Exercise instructions
The records that follow need to be output exactly as they are.

Extracted records
--------------------

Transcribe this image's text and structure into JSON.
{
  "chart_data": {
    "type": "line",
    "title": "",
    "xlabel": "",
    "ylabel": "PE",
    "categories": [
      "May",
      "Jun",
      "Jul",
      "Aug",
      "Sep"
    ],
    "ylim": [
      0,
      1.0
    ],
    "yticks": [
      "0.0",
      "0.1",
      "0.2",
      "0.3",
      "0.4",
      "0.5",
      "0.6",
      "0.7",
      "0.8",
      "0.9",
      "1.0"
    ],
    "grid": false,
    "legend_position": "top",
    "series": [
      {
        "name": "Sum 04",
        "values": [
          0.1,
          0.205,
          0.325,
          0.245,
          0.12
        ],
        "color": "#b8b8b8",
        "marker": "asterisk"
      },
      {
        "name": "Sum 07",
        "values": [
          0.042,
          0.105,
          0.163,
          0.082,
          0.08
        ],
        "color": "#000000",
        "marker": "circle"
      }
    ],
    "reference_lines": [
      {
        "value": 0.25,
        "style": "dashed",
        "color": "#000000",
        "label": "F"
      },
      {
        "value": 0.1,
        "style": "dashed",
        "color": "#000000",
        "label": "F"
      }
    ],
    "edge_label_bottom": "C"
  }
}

--------------------

Complete response
Transcribe this image's text and structure into JSON.
{
  "chart_data": {
    "type": "line",
    "title": "",
    "xlabel": "",
    "ylabel": "PE",
    "categories": [
      "May",
      "Jun",
      "Jul",
      "Aug",
      "Sep"
    ],
    "ylim": [
      0,
      1.0
    ],
    "yticks": [
      "0.0",
      "0.1",
      "0.2",
      "0.3",
      "0.4",
      "0.5",
      "0.6",
      "0.7",
      "0.8",
      "0.9",
      "1.0"
    ],
    "grid": false,
    "legend_position": "top",
    "series": [
      {
        "name": "Sum 04",
        "values": [
          0.1,
          0.205,
          0.325,
          0.245,
          0.12
        ],
        "color": "#b8b8b8",
        "marker": "asterisk"
      },
      {
        "name": "Sum 07",
        "values": [
          0.042,
          0.105,
          0.163,
          0.082,
          0.08
        ],
        "color": "#000000",
        "marker": "circle"
      }
    ],
    "reference_lines": [
      {
        "value": 0.25,
        "style": "dashed",
        "color": "#000000",
        "label": "F"
      },
      {
        "value": 0.1,
        "style": "dashed",
        "color": "#000000",
        "label": "F"
      }
    ],
    "edge_label_bottom": "C"
  }
}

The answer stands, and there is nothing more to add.